Output, word for word, every line from the line with "Output the underlying" through the final line of the data below.
┌─ Dataset excerpts
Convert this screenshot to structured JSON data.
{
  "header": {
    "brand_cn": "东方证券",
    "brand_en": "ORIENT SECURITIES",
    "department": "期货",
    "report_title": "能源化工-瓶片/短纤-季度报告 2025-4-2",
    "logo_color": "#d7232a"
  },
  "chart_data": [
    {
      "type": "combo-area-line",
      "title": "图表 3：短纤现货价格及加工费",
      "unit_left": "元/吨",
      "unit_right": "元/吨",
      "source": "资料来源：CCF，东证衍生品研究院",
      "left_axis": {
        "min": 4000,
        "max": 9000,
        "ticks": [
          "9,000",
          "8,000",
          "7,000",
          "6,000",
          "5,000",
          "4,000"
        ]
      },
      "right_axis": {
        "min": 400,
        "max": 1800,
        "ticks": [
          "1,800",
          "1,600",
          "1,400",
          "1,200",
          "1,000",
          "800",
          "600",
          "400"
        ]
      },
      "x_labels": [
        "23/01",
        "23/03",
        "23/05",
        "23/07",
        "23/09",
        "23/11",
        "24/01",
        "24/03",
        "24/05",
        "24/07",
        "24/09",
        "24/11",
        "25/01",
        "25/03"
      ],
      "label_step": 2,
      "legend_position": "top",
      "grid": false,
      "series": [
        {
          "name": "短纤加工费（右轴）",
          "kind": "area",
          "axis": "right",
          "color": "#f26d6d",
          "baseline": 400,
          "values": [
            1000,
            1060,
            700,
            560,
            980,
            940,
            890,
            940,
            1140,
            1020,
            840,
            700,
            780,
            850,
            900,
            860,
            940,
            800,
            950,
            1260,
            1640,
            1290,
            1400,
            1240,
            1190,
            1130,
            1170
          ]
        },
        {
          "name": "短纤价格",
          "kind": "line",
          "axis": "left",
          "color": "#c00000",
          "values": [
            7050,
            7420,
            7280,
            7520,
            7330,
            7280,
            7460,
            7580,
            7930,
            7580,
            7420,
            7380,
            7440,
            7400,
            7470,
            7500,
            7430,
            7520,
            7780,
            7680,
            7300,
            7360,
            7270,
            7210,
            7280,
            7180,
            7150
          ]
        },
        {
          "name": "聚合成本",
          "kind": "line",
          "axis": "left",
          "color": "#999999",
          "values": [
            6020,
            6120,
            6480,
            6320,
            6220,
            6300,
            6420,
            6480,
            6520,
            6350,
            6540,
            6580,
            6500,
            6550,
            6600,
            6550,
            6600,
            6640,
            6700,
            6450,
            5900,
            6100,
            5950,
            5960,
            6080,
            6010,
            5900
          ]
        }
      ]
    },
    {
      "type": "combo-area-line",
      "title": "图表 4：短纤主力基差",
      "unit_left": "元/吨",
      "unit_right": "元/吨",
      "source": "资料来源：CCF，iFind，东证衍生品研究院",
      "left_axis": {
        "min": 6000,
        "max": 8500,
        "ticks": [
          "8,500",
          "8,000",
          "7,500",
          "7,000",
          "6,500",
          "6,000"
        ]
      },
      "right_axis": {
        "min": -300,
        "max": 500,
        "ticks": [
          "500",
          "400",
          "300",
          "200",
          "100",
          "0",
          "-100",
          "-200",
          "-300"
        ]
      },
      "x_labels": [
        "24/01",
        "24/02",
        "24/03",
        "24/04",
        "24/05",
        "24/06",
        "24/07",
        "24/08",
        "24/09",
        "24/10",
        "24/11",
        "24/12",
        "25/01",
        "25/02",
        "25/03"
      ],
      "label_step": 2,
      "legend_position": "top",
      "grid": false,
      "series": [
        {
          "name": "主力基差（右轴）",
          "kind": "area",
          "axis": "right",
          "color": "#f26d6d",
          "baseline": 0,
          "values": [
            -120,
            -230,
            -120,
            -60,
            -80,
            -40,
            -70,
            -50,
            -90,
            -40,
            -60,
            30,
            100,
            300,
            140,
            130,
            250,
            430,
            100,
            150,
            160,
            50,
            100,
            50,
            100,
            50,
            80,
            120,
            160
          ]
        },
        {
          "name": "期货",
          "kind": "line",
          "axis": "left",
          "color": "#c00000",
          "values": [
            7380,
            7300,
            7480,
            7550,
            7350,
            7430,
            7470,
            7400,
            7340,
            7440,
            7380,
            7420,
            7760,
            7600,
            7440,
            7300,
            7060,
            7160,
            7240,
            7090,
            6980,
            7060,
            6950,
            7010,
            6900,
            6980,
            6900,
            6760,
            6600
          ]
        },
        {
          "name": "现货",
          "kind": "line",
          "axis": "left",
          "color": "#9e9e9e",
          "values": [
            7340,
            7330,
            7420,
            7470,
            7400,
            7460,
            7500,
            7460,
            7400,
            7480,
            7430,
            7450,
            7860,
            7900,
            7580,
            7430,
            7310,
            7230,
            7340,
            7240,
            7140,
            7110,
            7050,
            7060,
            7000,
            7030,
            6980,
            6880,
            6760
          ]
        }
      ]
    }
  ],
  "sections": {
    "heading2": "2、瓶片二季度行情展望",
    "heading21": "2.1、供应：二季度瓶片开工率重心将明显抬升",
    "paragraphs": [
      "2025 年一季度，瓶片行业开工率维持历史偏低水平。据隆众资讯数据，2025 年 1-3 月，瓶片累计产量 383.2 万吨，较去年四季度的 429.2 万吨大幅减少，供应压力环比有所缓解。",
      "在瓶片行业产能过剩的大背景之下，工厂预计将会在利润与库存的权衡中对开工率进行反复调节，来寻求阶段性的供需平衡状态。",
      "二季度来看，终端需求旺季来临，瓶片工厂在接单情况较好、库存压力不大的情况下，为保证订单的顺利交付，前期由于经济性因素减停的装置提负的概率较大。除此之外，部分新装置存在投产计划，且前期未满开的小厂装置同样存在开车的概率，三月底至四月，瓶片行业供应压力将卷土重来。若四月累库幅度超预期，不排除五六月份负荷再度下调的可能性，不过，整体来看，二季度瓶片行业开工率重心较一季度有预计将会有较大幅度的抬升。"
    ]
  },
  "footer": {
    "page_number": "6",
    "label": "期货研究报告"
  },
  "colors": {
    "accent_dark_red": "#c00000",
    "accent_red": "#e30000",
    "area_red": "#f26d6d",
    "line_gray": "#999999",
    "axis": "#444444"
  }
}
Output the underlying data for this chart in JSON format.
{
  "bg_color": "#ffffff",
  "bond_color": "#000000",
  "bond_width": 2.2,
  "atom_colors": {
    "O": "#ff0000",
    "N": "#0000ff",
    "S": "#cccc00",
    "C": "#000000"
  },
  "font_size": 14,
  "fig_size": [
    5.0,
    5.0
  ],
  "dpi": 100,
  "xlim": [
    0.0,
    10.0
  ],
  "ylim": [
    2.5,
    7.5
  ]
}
└─
## [Final result]
Output the underlying data for this chart in JSON format.
{
  "bg_color": "#ffffff",
  "bond_color": "#000000",
  "bond_width": 2.2,
  "atom_colors": {
    "O": "#ff0000",
    "N": "#0000ff",
    "S": "#cccc00",
    "C": "#000000"
  },
  "font_size": 14,
  "fig_size": [
    5.0,
    5.0
  ],
  "dpi": 100,
  "xlim": [
    0.0,
    10.0
  ],
  "ylim": [
    2.5,
    7.5
  ]
}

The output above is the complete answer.